> _GIVEN PROBLEM_
Retype every line of the material below with no changes.

> _SUPPLIED DATA_
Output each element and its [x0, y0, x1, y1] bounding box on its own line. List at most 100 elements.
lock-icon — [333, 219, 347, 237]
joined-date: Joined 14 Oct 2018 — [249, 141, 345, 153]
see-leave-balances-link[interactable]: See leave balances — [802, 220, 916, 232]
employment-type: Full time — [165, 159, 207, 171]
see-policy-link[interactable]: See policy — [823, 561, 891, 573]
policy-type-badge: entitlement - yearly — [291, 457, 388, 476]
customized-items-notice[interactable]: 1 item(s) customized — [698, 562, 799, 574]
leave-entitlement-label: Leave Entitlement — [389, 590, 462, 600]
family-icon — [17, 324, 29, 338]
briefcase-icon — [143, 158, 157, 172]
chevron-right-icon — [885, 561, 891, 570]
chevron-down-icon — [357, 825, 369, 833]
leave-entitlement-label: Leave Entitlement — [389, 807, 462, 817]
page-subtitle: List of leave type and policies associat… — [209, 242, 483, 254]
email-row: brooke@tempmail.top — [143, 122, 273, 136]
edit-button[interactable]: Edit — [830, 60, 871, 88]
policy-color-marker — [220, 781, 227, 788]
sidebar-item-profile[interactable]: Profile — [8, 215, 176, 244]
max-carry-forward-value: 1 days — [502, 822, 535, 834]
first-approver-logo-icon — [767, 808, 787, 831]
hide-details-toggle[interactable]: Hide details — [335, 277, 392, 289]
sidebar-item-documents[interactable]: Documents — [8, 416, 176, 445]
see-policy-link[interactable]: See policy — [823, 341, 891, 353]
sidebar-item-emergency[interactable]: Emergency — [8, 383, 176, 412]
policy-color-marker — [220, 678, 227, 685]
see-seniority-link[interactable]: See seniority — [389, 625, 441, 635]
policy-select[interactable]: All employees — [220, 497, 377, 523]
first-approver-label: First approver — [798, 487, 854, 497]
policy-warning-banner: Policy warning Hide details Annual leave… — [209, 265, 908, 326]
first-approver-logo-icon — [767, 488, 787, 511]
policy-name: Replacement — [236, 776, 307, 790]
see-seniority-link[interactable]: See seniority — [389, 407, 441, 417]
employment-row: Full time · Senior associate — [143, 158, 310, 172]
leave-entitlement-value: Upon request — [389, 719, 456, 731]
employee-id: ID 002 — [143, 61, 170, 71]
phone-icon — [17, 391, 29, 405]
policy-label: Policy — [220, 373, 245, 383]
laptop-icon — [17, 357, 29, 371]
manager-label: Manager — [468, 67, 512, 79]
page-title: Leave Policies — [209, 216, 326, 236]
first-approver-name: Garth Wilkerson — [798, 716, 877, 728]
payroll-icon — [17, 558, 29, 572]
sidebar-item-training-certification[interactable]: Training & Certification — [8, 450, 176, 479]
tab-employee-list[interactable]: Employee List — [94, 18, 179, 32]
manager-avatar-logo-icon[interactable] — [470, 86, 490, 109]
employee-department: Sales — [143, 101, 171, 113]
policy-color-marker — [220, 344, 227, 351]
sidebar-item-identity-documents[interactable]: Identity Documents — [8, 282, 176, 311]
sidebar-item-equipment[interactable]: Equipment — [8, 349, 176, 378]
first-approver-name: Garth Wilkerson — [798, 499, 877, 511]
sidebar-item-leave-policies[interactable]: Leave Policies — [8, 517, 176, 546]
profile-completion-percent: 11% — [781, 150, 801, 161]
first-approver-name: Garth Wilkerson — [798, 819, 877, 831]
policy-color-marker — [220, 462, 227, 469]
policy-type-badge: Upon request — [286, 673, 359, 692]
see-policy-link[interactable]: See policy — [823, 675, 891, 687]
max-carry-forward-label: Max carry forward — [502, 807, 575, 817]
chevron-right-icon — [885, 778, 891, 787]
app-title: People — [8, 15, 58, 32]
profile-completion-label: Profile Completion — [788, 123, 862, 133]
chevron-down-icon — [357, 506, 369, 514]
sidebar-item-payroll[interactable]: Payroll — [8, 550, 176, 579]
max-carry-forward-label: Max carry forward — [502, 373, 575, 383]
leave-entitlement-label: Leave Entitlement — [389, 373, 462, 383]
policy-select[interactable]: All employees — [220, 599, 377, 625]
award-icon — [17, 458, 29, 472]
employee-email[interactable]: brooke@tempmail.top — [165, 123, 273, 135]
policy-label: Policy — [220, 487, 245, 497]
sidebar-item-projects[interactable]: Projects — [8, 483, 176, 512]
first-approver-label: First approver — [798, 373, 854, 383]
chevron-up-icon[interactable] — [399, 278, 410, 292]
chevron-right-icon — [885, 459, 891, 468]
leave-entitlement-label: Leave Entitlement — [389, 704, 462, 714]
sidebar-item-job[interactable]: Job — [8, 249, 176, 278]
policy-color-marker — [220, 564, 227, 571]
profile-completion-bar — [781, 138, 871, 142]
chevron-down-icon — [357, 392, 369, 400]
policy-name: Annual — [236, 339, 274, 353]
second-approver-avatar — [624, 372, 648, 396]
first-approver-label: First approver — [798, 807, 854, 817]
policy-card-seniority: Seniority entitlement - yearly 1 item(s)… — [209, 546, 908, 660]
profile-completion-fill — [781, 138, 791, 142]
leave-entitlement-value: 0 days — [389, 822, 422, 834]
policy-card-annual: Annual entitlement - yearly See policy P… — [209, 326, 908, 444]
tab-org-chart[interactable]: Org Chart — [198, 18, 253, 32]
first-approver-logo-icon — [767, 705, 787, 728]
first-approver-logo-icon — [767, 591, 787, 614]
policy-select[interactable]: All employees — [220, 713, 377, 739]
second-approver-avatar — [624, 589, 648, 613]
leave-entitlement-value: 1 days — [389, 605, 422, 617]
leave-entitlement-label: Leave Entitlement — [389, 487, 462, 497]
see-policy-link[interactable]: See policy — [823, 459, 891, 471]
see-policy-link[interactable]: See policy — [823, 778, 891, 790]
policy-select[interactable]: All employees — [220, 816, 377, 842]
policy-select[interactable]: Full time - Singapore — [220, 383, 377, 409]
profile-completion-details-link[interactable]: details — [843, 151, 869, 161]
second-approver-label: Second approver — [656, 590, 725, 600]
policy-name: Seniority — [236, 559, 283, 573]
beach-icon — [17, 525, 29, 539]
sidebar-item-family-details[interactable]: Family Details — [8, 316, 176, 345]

> _EXPECTED ANSWER_
Output each element and its [x0, y0, x1, y1] bounding box on its own line. List at most 100 elements.
lock-icon — [333, 219, 347, 237]
joined-date: Joined 14 Oct 2018 — [249, 141, 345, 153]
see-leave-balances-link[interactable]: See leave balances — [802, 220, 916, 232]
employment-type: Full time — [165, 159, 207, 171]
see-policy-link[interactable]: See policy — [823, 561, 891, 573]
policy-type-badge: entitlement - yearly — [291, 457, 388, 476]
customized-items-notice[interactable]: 1 item(s) customized — [698, 562, 799, 574]
leave-entitlement-label: Leave Entitlement — [389, 590, 462, 600]
family-icon — [17, 324, 29, 338]
briefcase-icon — [143, 158, 157, 172]
chevron-right-icon — [885, 561, 891, 570]
chevron-down-icon — [357, 825, 369, 833]
leave-entitlement-label: Leave Entitlement — [389, 807, 462, 817]
page-subtitle: List of leave type and policies associat… — [209, 242, 483, 254]
email-row: brooke@tempmail.top — [143, 122, 273, 136]
edit-button[interactable]: Edit — [830, 60, 871, 88]
policy-color-marker — [220, 781, 227, 788]
sidebar-item-profile[interactable]: Profile — [8, 215, 176, 244]
max-carry-forward-value: 1 days — [502, 822, 535, 834]
first-approver-logo-icon — [767, 808, 787, 831]
hide-details-toggle[interactable]: Hide details — [335, 277, 392, 289]
sidebar-item-documents[interactable]: Documents — [8, 416, 176, 445]
see-policy-link[interactable]: See policy — [823, 341, 891, 353]
sidebar-item-emergency[interactable]: Emergency — [8, 383, 176, 412]
policy-color-marker — [220, 678, 227, 685]
see-seniority-link[interactable]: See seniority — [389, 625, 441, 635]
policy-select[interactable]: All employees — [220, 497, 377, 523]
first-approver-label: First approver — [798, 487, 854, 497]
policy-warning-banner: Policy warning Hide details Annual leave… — [209, 265, 908, 326]
first-approver-logo-icon — [767, 488, 787, 511]
policy-name: Replacement — [236, 776, 307, 790]
see-seniority-link[interactable]: See seniority — [389, 407, 441, 417]
employment-row: Full time · Senior associate — [143, 158, 310, 172]
leave-entitlement-value: Upon request — [389, 719, 456, 731]
employee-id: ID 002 — [143, 61, 170, 71]
phone-icon — [17, 391, 29, 405]
policy-label: Policy — [220, 373, 245, 383]
laptop-icon — [17, 357, 29, 371]
manager-label: Manager — [468, 67, 512, 79]
page-title: Leave Policies — [209, 216, 326, 236]
first-approver-name: Garth Wilkerson — [798, 716, 877, 728]
payroll-icon — [17, 558, 29, 572]
sidebar-item-training-certification[interactable]: Training & Certification — [8, 450, 176, 479]
tab-employee-list[interactable]: Employee List — [94, 18, 179, 32]
manager-avatar-logo-icon[interactable] — [470, 86, 490, 109]
employee-department: Sales — [143, 101, 171, 113]
policy-color-marker — [220, 344, 227, 351]
sidebar-item-identity-documents[interactable]: Identity Documents — [8, 282, 176, 311]
sidebar-item-equipment[interactable]: Equipment — [8, 349, 176, 378]
first-approver-name: Garth Wilkerson — [798, 499, 877, 511]
sidebar-item-leave-policies[interactable]: Leave Policies — [8, 517, 176, 546]
profile-completion-percent: 11% — [781, 150, 801, 161]
first-approver-name: Garth Wilkerson — [798, 819, 877, 831]
policy-color-marker — [220, 462, 227, 469]
policy-type-badge: Upon request — [286, 673, 359, 692]
see-policy-link[interactable]: See policy — [823, 675, 891, 687]
max-carry-forward-label: Max carry forward — [502, 807, 575, 817]
chevron-right-icon — [885, 778, 891, 787]
app-title: People — [8, 15, 58, 32]
profile-completion-label: Profile Completion — [788, 123, 862, 133]
chevron-down-icon — [357, 506, 369, 514]
sidebar-item-payroll[interactable]: Payroll — [8, 550, 176, 579]
max-carry-forward-label: Max carry forward — [502, 373, 575, 383]
leave-entitlement-label: Leave Entitlement — [389, 373, 462, 383]
policy-select[interactable]: All employees — [220, 599, 377, 625]
award-icon — [17, 458, 29, 472]
employee-email[interactable]: brooke@tempmail.top — [165, 123, 273, 135]
policy-label: Policy — [220, 487, 245, 497]
sidebar-item-projects[interactable]: Projects — [8, 483, 176, 512]
first-approver-label: First approver — [798, 373, 854, 383]
chevron-up-icon[interactable] — [399, 278, 410, 292]
chevron-right-icon — [885, 459, 891, 468]
leave-entitlement-label: Leave Entitlement — [389, 704, 462, 714]
sidebar-item-job[interactable]: Job — [8, 249, 176, 278]
policy-color-marker — [220, 564, 227, 571]
profile-completion-bar — [781, 138, 871, 142]
chevron-down-icon — [357, 392, 369, 400]
policy-name: Annual — [236, 339, 274, 353]
second-approver-avatar — [624, 372, 648, 396]
first-approver-label: First approver — [798, 807, 854, 817]
policy-card-seniority: Seniority entitlement - yearly 1 item(s)… — [209, 546, 908, 660]
profile-completion-fill — [781, 138, 791, 142]
leave-entitlement-value: 0 days — [389, 822, 422, 834]
policy-card-annual: Annual entitlement - yearly See policy P… — [209, 326, 908, 444]
tab-org-chart[interactable]: Org Chart — [198, 18, 253, 32]
first-approver-logo-icon — [767, 705, 787, 728]
first-approver-logo-icon — [767, 591, 787, 614]
policy-select[interactable]: All employees — [220, 713, 377, 739]
second-approver-avatar — [624, 589, 648, 613]
leave-entitlement-value: 1 days — [389, 605, 422, 617]
leave-entitlement-label: Leave Entitlement — [389, 487, 462, 497]
see-policy-link[interactable]: See policy — [823, 459, 891, 471]
see-policy-link[interactable]: See policy — [823, 778, 891, 790]
policy-select[interactable]: All employees — [220, 816, 377, 842]
policy-select[interactable]: Full time - Singapore — [220, 383, 377, 409]
profile-completion-details-link[interactable]: details — [843, 151, 869, 161]
second-approver-label: Second approver — [656, 590, 725, 600]
policy-name: Seniority — [236, 559, 283, 573]
beach-icon — [17, 525, 29, 539]
sidebar-item-family-details[interactable]: Family Details — [8, 316, 176, 345]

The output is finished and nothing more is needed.